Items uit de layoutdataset
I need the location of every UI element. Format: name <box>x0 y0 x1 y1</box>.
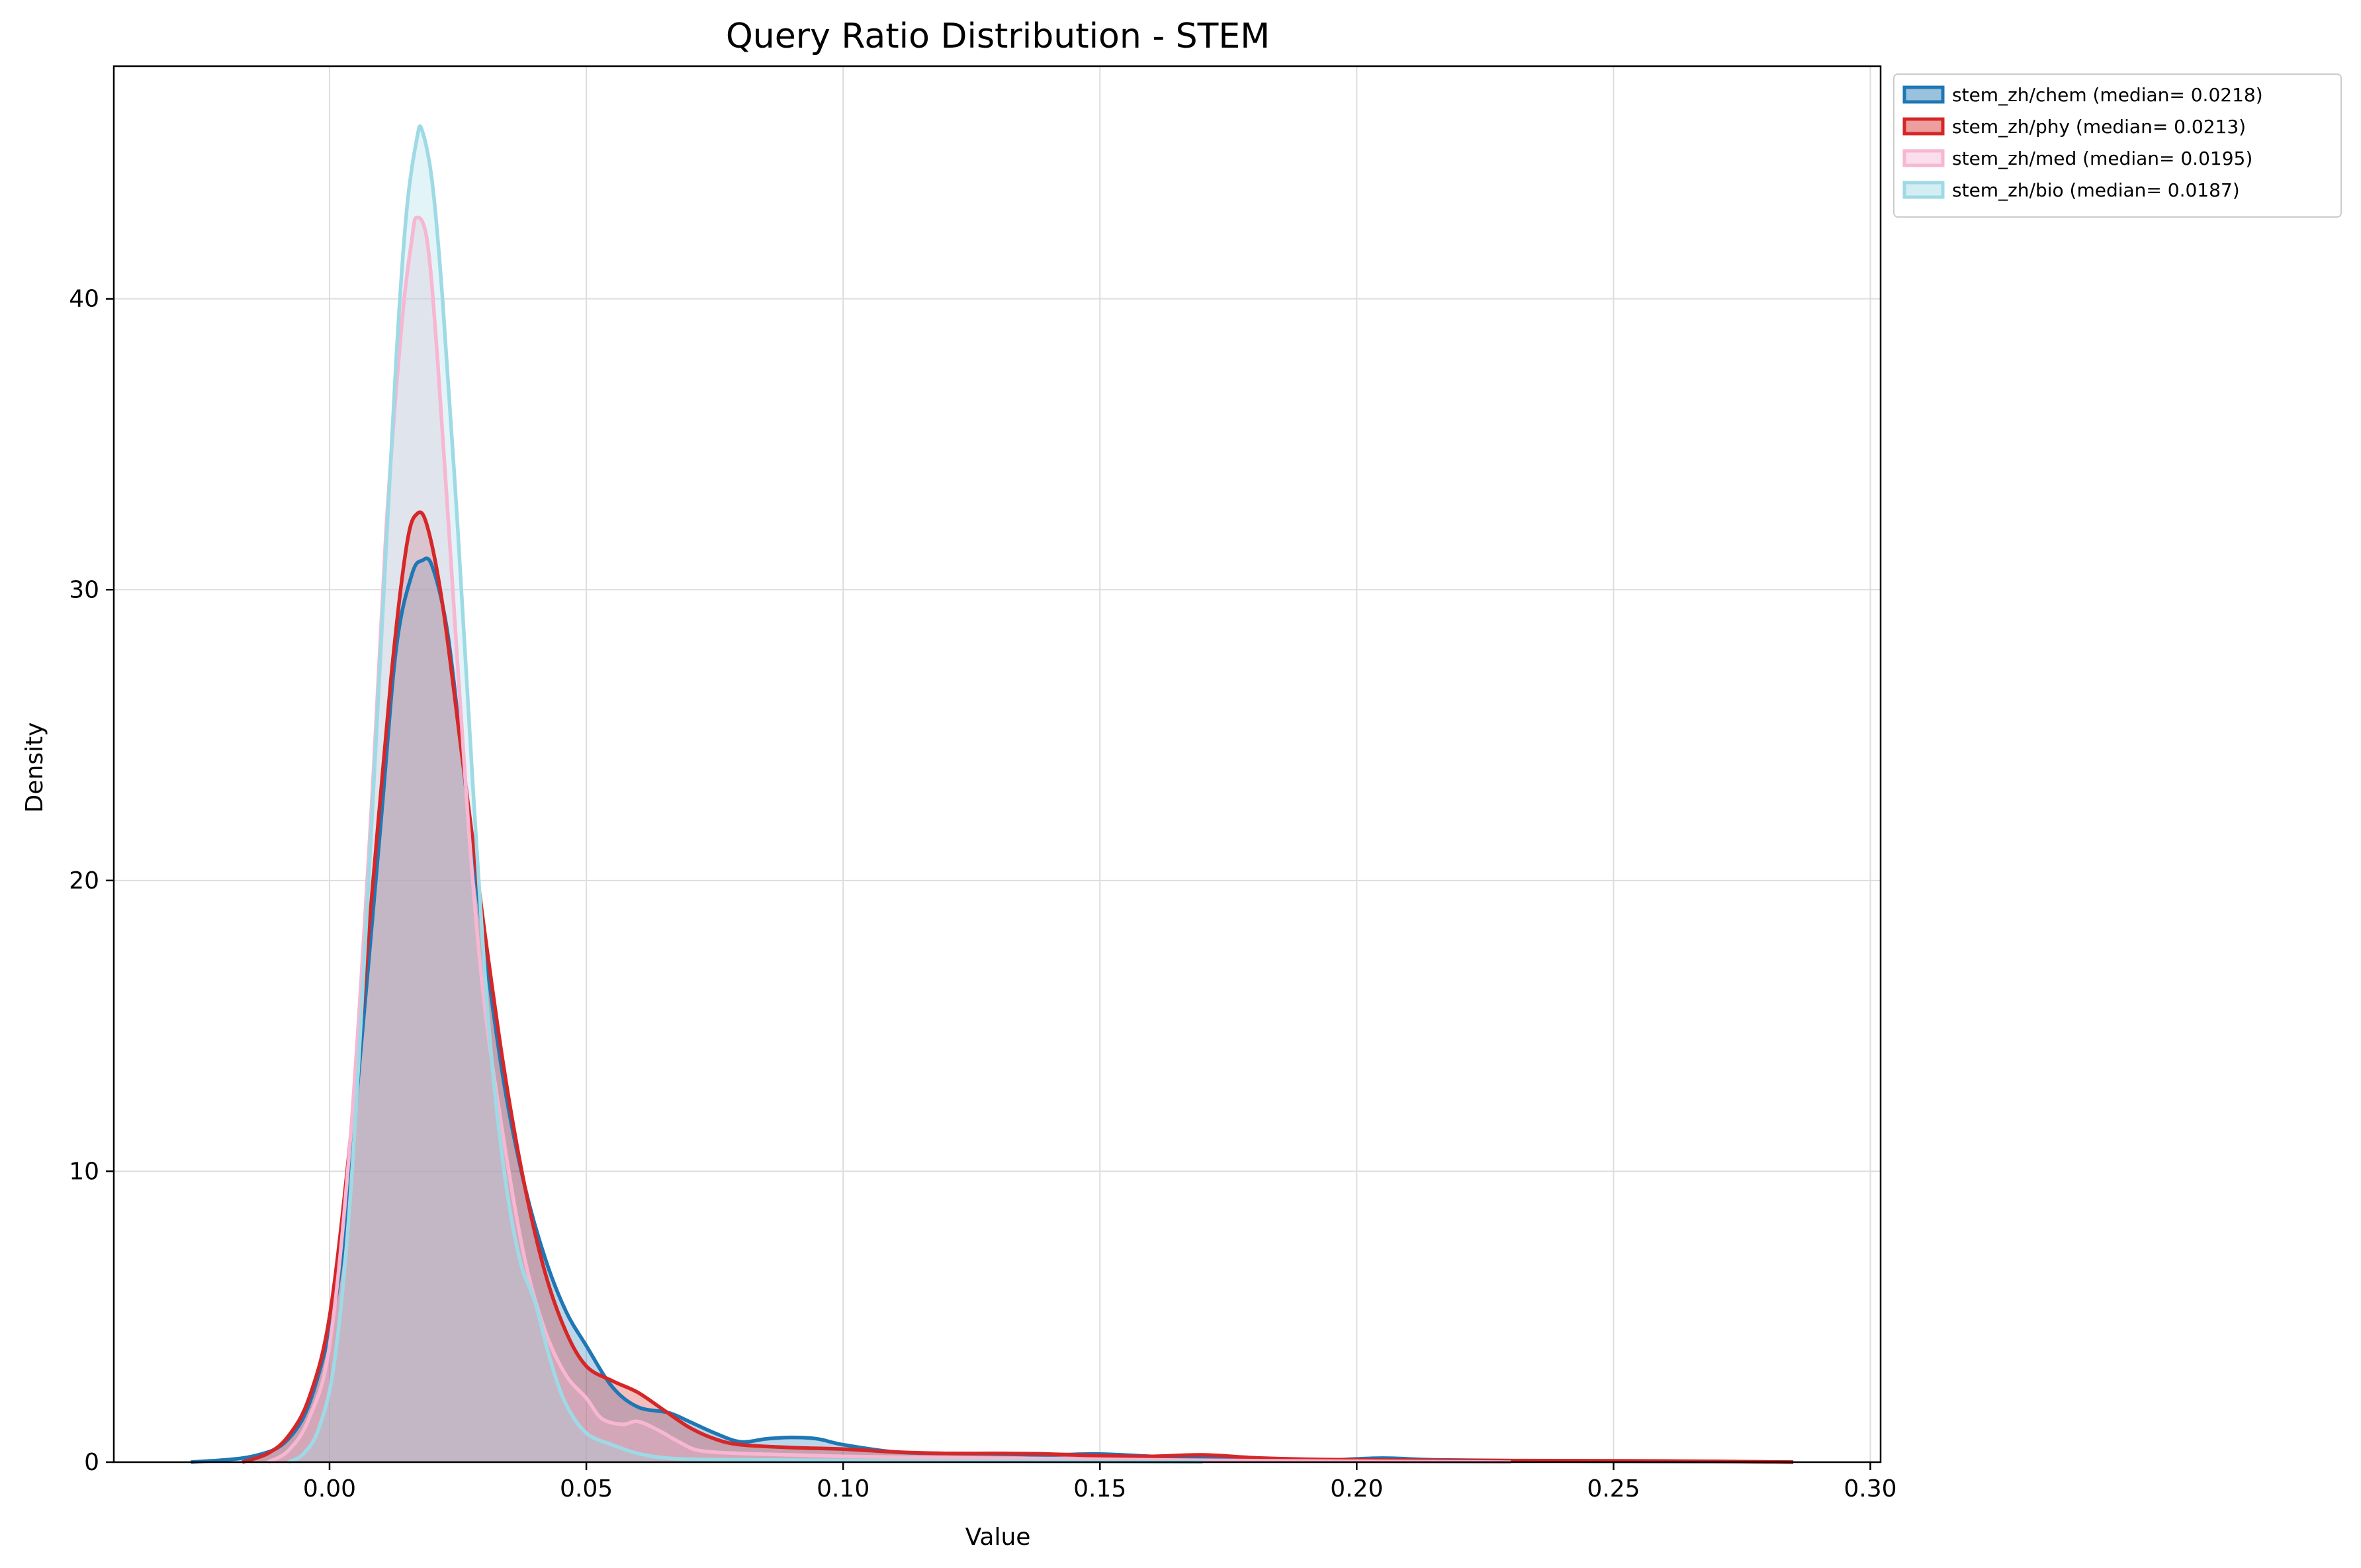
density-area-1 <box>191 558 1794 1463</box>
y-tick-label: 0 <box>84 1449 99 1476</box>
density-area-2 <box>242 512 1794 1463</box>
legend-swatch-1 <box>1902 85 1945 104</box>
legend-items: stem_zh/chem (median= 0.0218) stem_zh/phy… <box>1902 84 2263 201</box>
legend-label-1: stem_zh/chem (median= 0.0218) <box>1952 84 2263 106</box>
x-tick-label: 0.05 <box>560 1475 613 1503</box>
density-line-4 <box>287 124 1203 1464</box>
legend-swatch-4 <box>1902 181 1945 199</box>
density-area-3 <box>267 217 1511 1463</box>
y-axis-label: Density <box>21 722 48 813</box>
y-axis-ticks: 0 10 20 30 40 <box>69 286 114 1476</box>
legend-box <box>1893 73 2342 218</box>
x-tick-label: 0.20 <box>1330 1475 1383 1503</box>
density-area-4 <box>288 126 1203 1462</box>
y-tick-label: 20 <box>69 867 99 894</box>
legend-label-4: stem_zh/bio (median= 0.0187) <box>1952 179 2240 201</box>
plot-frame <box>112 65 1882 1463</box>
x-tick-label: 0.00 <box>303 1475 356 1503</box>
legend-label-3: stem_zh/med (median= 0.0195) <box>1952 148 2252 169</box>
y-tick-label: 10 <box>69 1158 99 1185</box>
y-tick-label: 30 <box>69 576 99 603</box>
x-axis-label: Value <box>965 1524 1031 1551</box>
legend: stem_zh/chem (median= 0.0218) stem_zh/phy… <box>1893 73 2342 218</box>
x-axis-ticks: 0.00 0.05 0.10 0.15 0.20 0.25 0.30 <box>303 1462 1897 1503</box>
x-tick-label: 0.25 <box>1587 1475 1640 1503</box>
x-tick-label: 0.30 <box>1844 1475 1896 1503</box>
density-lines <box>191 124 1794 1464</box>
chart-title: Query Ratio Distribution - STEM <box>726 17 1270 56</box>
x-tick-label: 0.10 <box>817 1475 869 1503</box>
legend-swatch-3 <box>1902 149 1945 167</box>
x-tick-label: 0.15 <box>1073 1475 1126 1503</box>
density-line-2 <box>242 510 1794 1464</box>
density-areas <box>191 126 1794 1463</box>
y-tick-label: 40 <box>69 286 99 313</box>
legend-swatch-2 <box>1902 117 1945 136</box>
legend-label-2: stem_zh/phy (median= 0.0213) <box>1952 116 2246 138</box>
---
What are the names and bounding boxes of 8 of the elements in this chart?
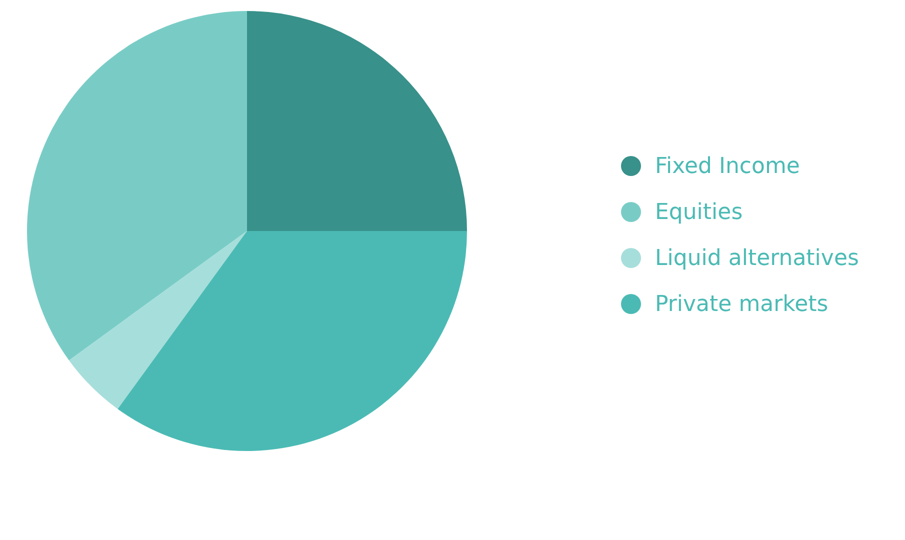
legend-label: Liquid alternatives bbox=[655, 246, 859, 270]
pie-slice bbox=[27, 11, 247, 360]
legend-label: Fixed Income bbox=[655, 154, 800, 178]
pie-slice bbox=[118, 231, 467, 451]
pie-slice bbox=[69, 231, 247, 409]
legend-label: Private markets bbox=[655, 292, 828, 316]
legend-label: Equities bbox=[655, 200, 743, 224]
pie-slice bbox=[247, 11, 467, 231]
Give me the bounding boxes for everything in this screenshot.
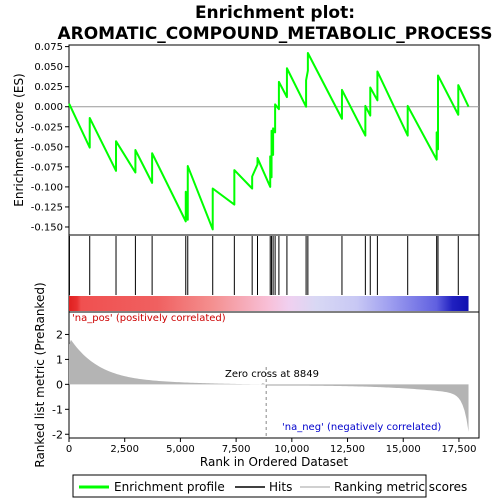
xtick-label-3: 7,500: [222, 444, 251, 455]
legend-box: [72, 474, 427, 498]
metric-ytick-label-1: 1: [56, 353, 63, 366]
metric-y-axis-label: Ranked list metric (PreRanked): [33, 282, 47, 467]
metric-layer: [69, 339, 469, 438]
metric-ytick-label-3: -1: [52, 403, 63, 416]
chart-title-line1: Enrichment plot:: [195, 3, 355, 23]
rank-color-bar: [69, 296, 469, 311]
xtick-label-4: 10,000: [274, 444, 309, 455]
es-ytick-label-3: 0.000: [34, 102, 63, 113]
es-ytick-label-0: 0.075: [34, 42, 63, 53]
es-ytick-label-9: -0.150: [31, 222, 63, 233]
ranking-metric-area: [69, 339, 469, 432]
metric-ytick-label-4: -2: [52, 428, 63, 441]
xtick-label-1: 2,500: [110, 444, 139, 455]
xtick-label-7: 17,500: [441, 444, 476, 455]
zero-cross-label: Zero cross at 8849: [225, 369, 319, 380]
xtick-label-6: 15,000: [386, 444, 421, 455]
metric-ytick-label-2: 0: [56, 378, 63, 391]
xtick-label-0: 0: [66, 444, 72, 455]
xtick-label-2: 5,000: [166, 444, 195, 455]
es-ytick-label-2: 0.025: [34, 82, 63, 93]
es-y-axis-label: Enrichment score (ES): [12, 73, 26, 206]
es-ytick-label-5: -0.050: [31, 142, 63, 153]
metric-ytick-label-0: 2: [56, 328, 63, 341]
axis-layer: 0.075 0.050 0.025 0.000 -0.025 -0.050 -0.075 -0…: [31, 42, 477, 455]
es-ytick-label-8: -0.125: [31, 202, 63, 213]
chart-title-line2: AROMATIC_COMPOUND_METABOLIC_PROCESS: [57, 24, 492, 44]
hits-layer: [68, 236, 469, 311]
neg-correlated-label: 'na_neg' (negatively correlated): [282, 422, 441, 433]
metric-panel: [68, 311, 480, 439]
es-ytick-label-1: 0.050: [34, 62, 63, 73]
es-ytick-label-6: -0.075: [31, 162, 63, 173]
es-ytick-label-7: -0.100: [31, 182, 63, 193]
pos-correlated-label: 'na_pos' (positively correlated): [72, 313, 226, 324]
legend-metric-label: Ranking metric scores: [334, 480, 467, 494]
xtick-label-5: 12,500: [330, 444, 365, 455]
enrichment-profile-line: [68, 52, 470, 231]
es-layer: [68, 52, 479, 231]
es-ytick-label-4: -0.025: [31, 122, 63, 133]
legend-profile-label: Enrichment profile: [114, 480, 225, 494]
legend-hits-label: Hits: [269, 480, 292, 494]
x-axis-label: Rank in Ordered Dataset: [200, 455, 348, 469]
--
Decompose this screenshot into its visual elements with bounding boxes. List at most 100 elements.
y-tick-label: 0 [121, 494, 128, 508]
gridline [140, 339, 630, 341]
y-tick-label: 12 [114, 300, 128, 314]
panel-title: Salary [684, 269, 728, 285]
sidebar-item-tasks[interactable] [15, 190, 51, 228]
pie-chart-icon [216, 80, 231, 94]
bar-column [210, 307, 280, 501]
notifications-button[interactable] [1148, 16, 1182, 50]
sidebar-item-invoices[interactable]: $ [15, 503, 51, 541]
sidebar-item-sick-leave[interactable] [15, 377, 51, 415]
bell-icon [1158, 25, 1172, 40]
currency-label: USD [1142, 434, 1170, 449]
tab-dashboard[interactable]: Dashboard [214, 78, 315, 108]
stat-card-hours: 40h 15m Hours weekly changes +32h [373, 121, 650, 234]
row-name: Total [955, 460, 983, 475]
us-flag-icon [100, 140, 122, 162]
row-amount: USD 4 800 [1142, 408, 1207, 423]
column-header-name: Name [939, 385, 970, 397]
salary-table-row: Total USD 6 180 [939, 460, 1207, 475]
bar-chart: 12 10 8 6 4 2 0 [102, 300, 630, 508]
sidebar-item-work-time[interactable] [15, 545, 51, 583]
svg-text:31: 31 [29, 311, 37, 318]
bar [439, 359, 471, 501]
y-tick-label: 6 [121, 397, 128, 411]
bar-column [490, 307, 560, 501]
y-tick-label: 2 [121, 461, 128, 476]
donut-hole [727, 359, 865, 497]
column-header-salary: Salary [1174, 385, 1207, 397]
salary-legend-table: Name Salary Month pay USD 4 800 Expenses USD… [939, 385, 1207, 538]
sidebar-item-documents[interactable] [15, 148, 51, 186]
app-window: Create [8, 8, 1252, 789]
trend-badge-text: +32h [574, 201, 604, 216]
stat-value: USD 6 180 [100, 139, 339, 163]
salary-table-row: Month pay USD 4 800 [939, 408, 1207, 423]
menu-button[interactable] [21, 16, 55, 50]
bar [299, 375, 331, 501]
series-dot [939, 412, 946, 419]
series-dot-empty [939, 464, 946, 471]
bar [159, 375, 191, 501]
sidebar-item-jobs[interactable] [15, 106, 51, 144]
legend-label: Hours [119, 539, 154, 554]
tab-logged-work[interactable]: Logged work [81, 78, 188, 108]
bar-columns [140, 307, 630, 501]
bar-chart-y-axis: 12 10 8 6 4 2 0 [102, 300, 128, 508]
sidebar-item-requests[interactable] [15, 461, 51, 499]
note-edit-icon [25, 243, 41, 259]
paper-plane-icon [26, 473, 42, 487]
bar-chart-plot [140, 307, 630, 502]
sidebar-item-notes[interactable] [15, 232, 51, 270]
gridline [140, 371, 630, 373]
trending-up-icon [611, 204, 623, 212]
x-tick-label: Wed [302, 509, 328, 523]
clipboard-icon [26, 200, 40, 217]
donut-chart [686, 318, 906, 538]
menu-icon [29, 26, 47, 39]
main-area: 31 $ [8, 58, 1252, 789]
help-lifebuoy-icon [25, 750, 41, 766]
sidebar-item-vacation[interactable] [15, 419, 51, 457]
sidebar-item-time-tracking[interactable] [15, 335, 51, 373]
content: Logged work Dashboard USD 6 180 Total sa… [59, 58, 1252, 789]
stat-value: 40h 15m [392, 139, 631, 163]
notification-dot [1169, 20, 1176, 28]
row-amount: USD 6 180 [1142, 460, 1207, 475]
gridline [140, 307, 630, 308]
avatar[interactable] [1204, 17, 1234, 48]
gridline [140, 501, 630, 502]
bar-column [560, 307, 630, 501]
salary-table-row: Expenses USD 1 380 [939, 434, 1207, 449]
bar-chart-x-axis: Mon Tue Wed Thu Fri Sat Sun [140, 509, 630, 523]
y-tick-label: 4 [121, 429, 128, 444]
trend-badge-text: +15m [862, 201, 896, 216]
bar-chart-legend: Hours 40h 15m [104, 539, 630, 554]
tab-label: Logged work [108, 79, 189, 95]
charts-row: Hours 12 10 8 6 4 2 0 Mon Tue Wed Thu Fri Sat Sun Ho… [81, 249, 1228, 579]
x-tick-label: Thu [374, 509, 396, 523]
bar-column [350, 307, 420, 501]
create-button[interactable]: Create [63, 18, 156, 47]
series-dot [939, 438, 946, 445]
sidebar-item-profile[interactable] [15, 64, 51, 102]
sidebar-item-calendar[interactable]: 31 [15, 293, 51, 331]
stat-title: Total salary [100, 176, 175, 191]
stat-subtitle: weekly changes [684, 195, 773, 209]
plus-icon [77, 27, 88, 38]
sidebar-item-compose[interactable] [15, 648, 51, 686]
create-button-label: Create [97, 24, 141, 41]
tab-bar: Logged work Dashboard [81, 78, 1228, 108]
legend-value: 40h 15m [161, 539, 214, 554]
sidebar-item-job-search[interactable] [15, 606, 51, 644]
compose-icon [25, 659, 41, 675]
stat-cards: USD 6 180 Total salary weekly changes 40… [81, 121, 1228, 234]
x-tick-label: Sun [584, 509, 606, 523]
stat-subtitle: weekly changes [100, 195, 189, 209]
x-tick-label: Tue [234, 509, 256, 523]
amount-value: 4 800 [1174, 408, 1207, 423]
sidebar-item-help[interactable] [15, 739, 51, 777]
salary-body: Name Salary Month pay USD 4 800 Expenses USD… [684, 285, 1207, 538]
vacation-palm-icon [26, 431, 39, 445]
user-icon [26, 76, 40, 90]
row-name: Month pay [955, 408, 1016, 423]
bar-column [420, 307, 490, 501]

» Opdracht
Vermeld alle regels uit de items waarin de tekenreeks "panel" voorkomt. Hoofdletters en kleine letters tellen mee.

» Antwoord
metric-panel: [68, 311, 480, 439]
panel-title: Salary [684, 269, 728, 285]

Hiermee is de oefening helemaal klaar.